- **Work to do**: Exactly reproduce the lines from the one containing "What does this" through the last line of the data, both ends included, leaving out pictures.

[Saved entries]
>> begin
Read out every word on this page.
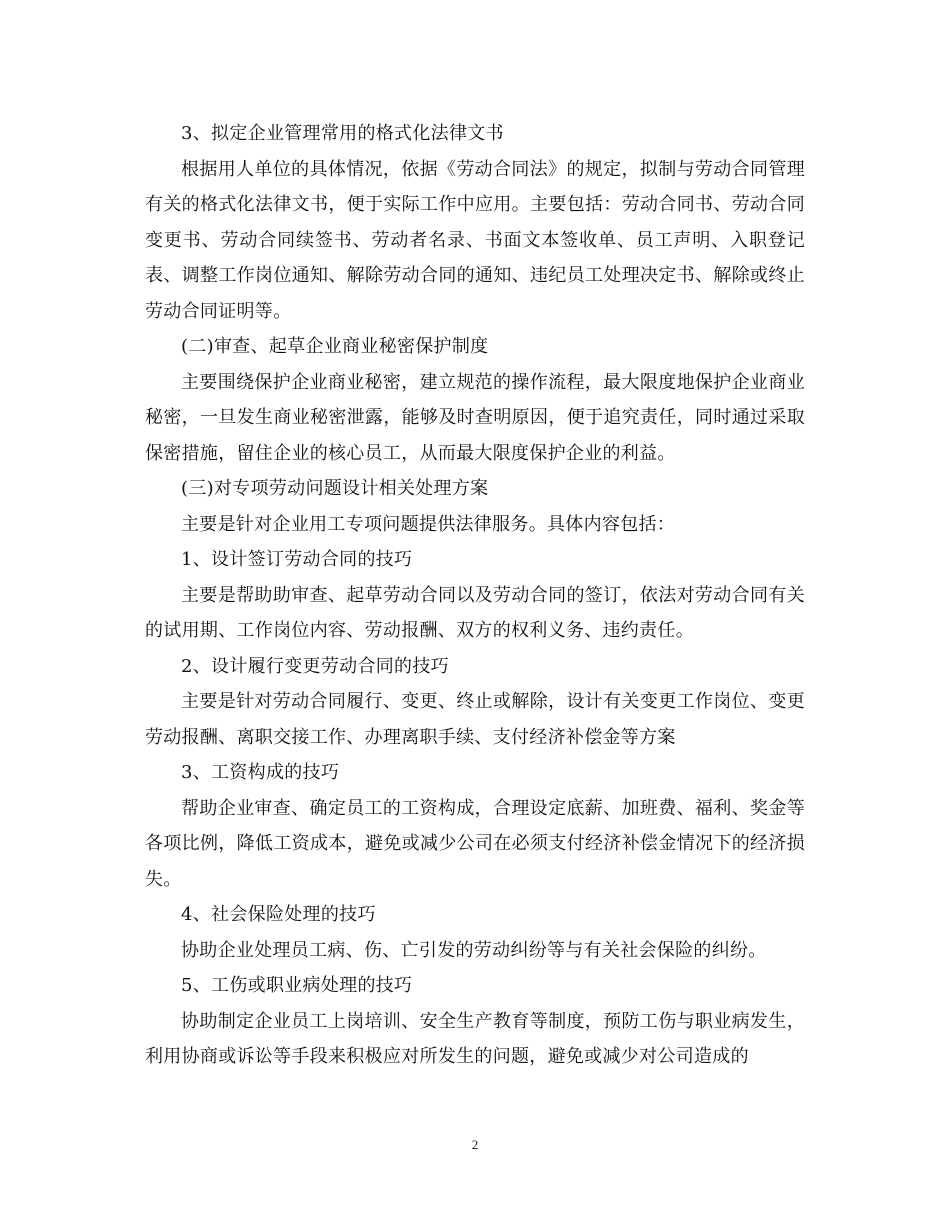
3、拟定企业管理常用的格式化法律文书

根据用人单位的具体情况，依据《劳动合同法》的规定，拟制与劳动合同管理有关的格式化法律文书，便于实际工作中应用。主要包括：劳动合同书、劳动合同变更书、劳动合同续签书、劳动者名录、书面文本签收单、员工声明、入职登记表、调整工作岗位通知、解除劳动合同的通知、违纪员工处理决定书、解除或终止劳动合同证明等。

(二)审查、起草企业商业秘密保护制度

主要围绕保护企业商业秘密，建立规范的操作流程，最大限度地保护企业商业秘密，一旦发生商业秘密泄露，能够及时查明原因，便于追究责任，同时通过采取保密措施，留住企业的核心员工，从而最大限度保护企业的利益。

(三)对专项劳动问题设计相关处理方案

主要是针对企业用工专项问题提供法律服务。具体内容包括：

1、设计签订劳动合同的技巧

主要是帮助助审查、起草劳动合同以及劳动合同的签订，依法对劳动合同有关的试用期、工作岗位内容、劳动报酬、双方的权利义务、违约责任。

2、设计履行变更劳动合同的技巧

主要是针对劳动合同履行、变更、终止或解除，设计有关变更工作岗位、变更劳动报酬、离职交接工作、办理离职手续、支付经济补偿金等方案

3、工资构成的技巧

帮助企业审查、确定员工的工资构成，合理设定底薪、加班费、福利、奖金等各项比例，降低工资成本，避免或减少公司在必须支付经济补偿金情况下的经济损失。

4、社会保险处理的技巧

协助企业处理员工病、伤、亡引发的劳动纠纷等与有关社会保险的纠纷。

5、工伤或职业病处理的技巧

协助制定企业员工上岗培训、安全生产教育等制度，预防工伤与职业病发生，利用协商或诉讼等手段来积极应对所发生的问题，避免或减少对公司造成的

2
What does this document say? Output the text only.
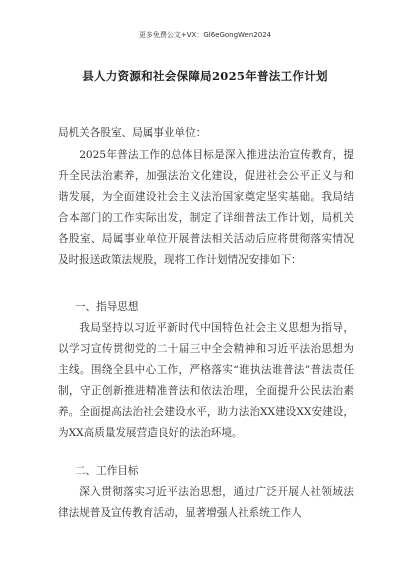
更多免费公文+VX：Gl6eGongWen2024
县人力资源和社会保障局2025年普法工作计划
局机关各股室、局属事业单位：
2025年普法工作的总体目标是深入推进法治宣传教育，提升全民法治素养，加强法治文化建设，促进社会公平正义与和谐发展，为全面建设社会主义法治国家奠定坚实基础。我局结合本部门的工作实际出发，制定了详细普法工作计划，局机关各股室、局属事业单位开展普法相关活动后应将贯彻落实情况及时报送政策法规股，现将工作计划情况安排如下：
一、指导思想
我局坚持以习近平新时代中国特色社会主义思想为指导，以学习宣传贯彻党的二十届三中全会精神和习近平法治思想为主线。围绕全县中心工作，严格落实“谁执法谁普法”普法责任制，守正创新推进精准普法和依法治理，全面提升公民法治素养。全面提高法治社会建设水平，助力法治XX建设XX安建设，为XX高质量发展营造良好的法治环境。
二、工作目标
深入贯彻落实习近平法治思想，通过广泛开展人社领域法律法规普及宣传教育活动，显著增强人社系统工作人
>> end
- **Result**:
What does this document say? Output the text only.
更多免费公文+VX：Gl6eGongWen2024
县人力资源和社会保障局2025年普法工作计划
局机关各股室、局属事业单位：
2025年普法工作的总体目标是深入推进法治宣传教育，提升全民法治素养，加强法治文化建设，促进社会公平正义与和谐发展，为全面建设社会主义法治国家奠定坚实基础。我局结合本部门的工作实际出发，制定了详细普法工作计划，局机关各股室、局属事业单位开展普法相关活动后应将贯彻落实情况及时报送政策法规股，现将工作计划情况安排如下：
一、指导思想
我局坚持以习近平新时代中国特色社会主义思想为指导，以学习宣传贯彻党的二十届三中全会精神和习近平法治思想为主线。围绕全县中心工作，严格落实“谁执法谁普法”普法责任制，守正创新推进精准普法和依法治理，全面提升公民法治素养。全面提高法治社会建设水平，助力法治XX建设XX安建设，为XX高质量发展营造良好的法治环境。
二、工作目标
深入贯彻落实习近平法治思想，通过广泛开展人社领域法律法规普及宣传教育活动，显著增强人社系统工作人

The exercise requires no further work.